Directive: Copy each line where the word "white" occurs.

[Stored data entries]

■ ■ ■

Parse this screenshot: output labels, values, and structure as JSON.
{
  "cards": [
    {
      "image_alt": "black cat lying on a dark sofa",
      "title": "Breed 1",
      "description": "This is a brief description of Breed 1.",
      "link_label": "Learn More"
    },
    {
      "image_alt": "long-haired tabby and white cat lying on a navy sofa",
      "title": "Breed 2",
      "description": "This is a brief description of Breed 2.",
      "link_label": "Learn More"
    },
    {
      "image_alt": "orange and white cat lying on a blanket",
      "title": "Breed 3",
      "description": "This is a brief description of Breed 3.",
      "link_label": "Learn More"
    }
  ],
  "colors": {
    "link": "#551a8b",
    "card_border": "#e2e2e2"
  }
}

■ ■ ■

Response for this exercise:
      "image_alt": "long-haired tabby and white cat lying on a navy sofa",
      "image_alt": "orange and white cat lying on a blanket",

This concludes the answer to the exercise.